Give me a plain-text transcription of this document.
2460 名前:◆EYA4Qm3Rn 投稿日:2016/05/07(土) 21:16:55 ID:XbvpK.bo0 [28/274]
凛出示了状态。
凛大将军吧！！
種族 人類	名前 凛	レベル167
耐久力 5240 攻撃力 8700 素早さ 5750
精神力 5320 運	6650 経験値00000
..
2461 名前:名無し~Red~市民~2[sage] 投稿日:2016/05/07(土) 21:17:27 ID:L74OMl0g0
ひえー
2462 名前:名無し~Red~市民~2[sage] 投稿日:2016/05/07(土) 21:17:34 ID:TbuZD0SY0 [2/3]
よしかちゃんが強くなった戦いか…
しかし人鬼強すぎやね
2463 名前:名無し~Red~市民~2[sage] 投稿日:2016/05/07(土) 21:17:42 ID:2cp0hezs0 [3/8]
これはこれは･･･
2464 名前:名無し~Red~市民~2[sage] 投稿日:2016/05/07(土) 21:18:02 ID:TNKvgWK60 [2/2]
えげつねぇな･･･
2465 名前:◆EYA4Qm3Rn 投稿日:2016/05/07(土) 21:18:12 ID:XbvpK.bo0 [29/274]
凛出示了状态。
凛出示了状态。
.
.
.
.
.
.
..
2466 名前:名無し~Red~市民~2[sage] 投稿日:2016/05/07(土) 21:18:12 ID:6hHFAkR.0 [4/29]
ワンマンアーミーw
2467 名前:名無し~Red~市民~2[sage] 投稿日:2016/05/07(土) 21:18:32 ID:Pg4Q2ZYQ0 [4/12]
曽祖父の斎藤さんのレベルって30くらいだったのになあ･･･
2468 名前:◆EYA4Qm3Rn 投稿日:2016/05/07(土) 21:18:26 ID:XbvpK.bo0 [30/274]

★ ★ ★ ★ ★ ★ ★

Copy out each line in the listing that has the word "sage".

**REPLY TO THE EXERCISE**
2461 名前:名無し~Red~市民~2[sage] 投稿日:2016/05/07(土) 21:17:27 ID:L74OMl0g0
2462 名前:名無し~Red~市民~2[sage] 投稿日:2016/05/07(土) 21:17:34 ID:TbuZD0SY0 [2/3]
2463 名前:名無し~Red~市民~2[sage] 投稿日:2016/05/07(土) 21:17:42 ID:2cp0hezs0 [3/8]
2464 名前:名無し~Red~市民~2[sage] 投稿日:2016/05/07(土) 21:18:02 ID:TNKvgWK60 [2/2]
2466 名前:名無し~Red~市民~2[sage] 投稿日:2016/05/07(土) 21:18:12 ID:6hHFAkR.0 [4/29]
2467 名前:名無し~Red~市民~2[sage] 投稿日:2016/05/07(土) 21:18:32 ID:Pg4Q2ZYQ0 [4/12]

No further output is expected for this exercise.